EXERCISE:
Every line below should be repeated exactly.

STORED ROWS:
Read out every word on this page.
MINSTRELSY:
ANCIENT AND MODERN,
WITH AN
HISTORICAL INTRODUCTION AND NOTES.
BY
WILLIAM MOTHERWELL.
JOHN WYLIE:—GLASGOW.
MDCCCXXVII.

THE REPLY:
Read out every word on this page.
MINSTRELSY:
ANCIENT AND MODERN,
WITH AN
HISTORICAL INTRODUCTION AND NOTES.
BY
WILLIAM MOTHERWELL.
JOHN WYLIE:—GLASGOW.
MDCCCXXVII.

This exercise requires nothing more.